───── Dataset rows
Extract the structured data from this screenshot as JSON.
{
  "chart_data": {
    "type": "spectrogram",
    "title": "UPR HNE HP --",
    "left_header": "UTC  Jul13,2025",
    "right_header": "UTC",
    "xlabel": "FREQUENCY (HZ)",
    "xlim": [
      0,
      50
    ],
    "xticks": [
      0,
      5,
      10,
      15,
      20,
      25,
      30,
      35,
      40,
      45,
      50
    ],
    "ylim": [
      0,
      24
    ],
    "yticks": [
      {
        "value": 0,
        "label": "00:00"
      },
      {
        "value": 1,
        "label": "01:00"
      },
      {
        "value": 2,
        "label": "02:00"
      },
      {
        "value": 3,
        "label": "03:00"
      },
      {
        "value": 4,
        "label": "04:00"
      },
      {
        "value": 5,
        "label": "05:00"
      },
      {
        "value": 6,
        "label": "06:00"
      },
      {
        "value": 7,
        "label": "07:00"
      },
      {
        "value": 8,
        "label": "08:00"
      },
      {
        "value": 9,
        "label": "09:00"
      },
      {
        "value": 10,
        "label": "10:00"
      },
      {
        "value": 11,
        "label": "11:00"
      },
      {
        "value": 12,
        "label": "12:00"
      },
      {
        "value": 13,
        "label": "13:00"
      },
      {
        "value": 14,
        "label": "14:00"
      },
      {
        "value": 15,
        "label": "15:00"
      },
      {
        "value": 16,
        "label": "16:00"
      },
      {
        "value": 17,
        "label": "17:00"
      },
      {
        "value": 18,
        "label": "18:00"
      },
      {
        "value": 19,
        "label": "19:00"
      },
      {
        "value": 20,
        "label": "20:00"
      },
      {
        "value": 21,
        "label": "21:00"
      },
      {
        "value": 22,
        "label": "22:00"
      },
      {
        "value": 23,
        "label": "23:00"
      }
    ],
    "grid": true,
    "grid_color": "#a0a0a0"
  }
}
──────────
**Written problem:**
Your task is to reproduce the whole listing exactly.

**Reply:**
Extract the structured data from this screenshot as JSON.
{
  "chart_data": {
    "type": "spectrogram",
    "title": "UPR HNE HP --",
    "left_header": "UTC  Jul13,2025",
    "right_header": "UTC",
    "xlabel": "FREQUENCY (HZ)",
    "xlim": [
      0,
      50
    ],
    "xticks": [
      0,
      5,
      10,
      15,
      20,
      25,
      30,
      35,
      40,
      45,
      50
    ],
    "ylim": [
      0,
      24
    ],
    "yticks": [
      {
        "value": 0,
        "label": "00:00"
      },
      {
        "value": 1,
        "label": "01:00"
      },
      {
        "value": 2,
        "label": "02:00"
      },
      {
        "value": 3,
        "label": "03:00"
      },
      {
        "value": 4,
        "label": "04:00"
      },
      {
        "value": 5,
        "label": "05:00"
      },
      {
        "value": 6,
        "label": "06:00"
      },
      {
        "value": 7,
        "label": "07:00"
      },
      {
        "value": 8,
        "label": "08:00"
      },
      {
        "value": 9,
        "label": "09:00"
      },
      {
        "value": 10,
        "label": "10:00"
      },
      {
        "value": 11,
        "label": "11:00"
      },
      {
        "value": 12,
        "label": "12:00"
      },
      {
        "value": 13,
        "label": "13:00"
      },
      {
        "value": 14,
        "label": "14:00"
      },
      {
        "value": 15,
        "label": "15:00"
      },
      {
        "value": 16,
        "label": "16:00"
      },
      {
        "value": 17,
        "label": "17:00"
      },
      {
        "value": 18,
        "label": "18:00"
      },
      {
        "value": 19,
        "label": "19:00"
      },
      {
        "value": 20,
        "label": "20:00"
      },
      {
        "value": 21,
        "label": "21:00"
      },
      {
        "value": 22,
        "label": "22:00"
      },
      {
        "value": 23,
        "label": "23:00"
      }
    ],
    "grid": true,
    "grid_color": "#a0a0a0"
  }
}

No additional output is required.